### Problem to solve
Every record should be written out exactly, please.

### Material
▬▬▬

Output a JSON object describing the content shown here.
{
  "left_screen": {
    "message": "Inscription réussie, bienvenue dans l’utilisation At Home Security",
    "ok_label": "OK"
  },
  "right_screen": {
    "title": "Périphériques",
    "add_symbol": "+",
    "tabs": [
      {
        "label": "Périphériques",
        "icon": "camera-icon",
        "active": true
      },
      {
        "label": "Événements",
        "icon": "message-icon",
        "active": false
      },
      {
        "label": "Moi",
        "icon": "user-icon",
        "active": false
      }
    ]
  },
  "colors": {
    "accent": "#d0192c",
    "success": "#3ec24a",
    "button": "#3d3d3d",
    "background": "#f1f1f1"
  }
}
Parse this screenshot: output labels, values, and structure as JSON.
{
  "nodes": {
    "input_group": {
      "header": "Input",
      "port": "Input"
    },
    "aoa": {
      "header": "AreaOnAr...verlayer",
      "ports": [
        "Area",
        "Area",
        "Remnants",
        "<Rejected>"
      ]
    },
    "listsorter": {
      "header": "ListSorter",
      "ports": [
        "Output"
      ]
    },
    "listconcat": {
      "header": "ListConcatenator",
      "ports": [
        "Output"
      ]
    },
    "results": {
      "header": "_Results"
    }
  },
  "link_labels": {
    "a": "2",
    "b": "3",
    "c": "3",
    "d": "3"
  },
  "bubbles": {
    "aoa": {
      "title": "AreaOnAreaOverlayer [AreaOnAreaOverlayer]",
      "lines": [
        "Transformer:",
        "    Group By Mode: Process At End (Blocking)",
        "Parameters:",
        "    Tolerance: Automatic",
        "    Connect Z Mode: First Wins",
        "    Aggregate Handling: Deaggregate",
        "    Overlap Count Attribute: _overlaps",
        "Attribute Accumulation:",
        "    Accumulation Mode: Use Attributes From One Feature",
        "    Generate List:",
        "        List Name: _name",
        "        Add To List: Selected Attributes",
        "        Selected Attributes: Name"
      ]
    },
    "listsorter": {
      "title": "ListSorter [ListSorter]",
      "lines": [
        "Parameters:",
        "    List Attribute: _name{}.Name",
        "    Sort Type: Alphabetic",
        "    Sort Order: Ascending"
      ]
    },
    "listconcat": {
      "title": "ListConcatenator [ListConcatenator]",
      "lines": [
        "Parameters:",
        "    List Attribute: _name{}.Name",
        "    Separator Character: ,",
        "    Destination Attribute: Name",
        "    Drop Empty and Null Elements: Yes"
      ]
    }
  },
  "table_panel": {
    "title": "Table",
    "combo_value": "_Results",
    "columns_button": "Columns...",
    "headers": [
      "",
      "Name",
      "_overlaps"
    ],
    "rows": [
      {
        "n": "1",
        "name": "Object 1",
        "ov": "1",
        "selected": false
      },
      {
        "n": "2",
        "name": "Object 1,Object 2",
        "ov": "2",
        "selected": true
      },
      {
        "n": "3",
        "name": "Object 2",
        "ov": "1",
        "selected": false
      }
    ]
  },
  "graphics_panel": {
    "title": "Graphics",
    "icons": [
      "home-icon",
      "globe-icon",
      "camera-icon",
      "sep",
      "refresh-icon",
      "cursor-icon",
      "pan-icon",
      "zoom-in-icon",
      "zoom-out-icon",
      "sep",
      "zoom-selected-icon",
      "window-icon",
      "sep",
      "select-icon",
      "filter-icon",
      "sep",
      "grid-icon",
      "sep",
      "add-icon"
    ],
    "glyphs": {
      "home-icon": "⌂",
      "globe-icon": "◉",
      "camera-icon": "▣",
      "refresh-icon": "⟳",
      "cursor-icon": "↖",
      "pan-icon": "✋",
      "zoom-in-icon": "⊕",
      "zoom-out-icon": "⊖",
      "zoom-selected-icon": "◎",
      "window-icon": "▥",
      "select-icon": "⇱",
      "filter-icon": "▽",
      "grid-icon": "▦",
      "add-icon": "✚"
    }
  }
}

▬▬▬

### Answer to the exercise
Output a JSON object describing the content shown here.
{
  "left_screen": {
    "message": "Inscription réussie, bienvenue dans l’utilisation At Home Security",
    "ok_label": "OK"
  },
  "right_screen": {
    "title": "Périphériques",
    "add_symbol": "+",
    "tabs": [
      {
        "label": "Périphériques",
        "icon": "camera-icon",
        "active": true
      },
      {
        "label": "Événements",
        "icon": "message-icon",
        "active": false
      },
      {
        "label": "Moi",
        "icon": "user-icon",
        "active": false
      }
    ]
  },
  "colors": {
    "accent": "#d0192c",
    "success": "#3ec24a",
    "button": "#3d3d3d",
    "background": "#f1f1f1"
  }
}
Parse this screenshot: output labels, values, and structure as JSON.
{
  "nodes": {
    "input_group": {
      "header": "Input",
      "port": "Input"
    },
    "aoa": {
      "header": "AreaOnAr...verlayer",
      "ports": [
        "Area",
        "Area",
        "Remnants",
        "<Rejected>"
      ]
    },
    "listsorter": {
      "header": "ListSorter",
      "ports": [
        "Output"
      ]
    },
    "listconcat": {
      "header": "ListConcatenator",
      "ports": [
        "Output"
      ]
    },
    "results": {
      "header": "_Results"
    }
  },
  "link_labels": {
    "a": "2",
    "b": "3",
    "c": "3",
    "d": "3"
  },
  "bubbles": {
    "aoa": {
      "title": "AreaOnAreaOverlayer [AreaOnAreaOverlayer]",
      "lines": [
        "Transformer:",
        "    Group By Mode: Process At End (Blocking)",
        "Parameters:",
        "    Tolerance: Automatic",
        "    Connect Z Mode: First Wins",
        "    Aggregate Handling: Deaggregate",
        "    Overlap Count Attribute: _overlaps",
        "Attribute Accumulation:",
        "    Accumulation Mode: Use Attributes From One Feature",
        "    Generate List:",
        "        List Name: _name",
        "        Add To List: Selected Attributes",
        "        Selected Attributes: Name"
      ]
    },
    "listsorter": {
      "title": "ListSorter [ListSorter]",
      "lines": [
        "Parameters:",
        "    List Attribute: _name{}.Name",
        "    Sort Type: Alphabetic",
        "    Sort Order: Ascending"
      ]
    },
    "listconcat": {
      "title": "ListConcatenator [ListConcatenator]",
      "lines": [
        "Parameters:",
        "    List Attribute: _name{}.Name",
        "    Separator Character: ,",
        "    Destination Attribute: Name",
        "    Drop Empty and Null Elements: Yes"
      ]
    }
  },
  "table_panel": {
    "title": "Table",
    "combo_value": "_Results",
    "columns_button": "Columns...",
    "headers": [
      "",
      "Name",
      "_overlaps"
    ],
    "rows": [
      {
        "n": "1",
        "name": "Object 1",
        "ov": "1",
        "selected": false
      },
      {
        "n": "2",
        "name": "Object 1,Object 2",
        "ov": "2",
        "selected": true
      },
      {
        "n": "3",
        "name": "Object 2",
        "ov": "1",
        "selected": false
      }
    ]
  },
  "graphics_panel": {
    "title": "Graphics",
    "icons": [
      "home-icon",
      "globe-icon",
      "camera-icon",
      "sep",
      "refresh-icon",
      "cursor-icon",
      "pan-icon",
      "zoom-in-icon",
      "zoom-out-icon",
      "sep",
      "zoom-selected-icon",
      "window-icon",
      "sep",
      "select-icon",
      "filter-icon",
      "sep",
      "grid-icon",
      "sep",
      "add-icon"
    ],
    "glyphs": {
      "home-icon": "⌂",
      "globe-icon": "◉",
      "camera-icon": "▣",
      "refresh-icon": "⟳",
      "cursor-icon": "↖",
      "pan-icon": "✋",
      "zoom-in-icon": "⊕",
      "zoom-out-icon": "⊖",
      "zoom-selected-icon": "◎",
      "window-icon": "▥",
      "select-icon": "⇱",
      "filter-icon": "▽",
      "grid-icon": "▦",
      "add-icon": "✚"
    }
  }
}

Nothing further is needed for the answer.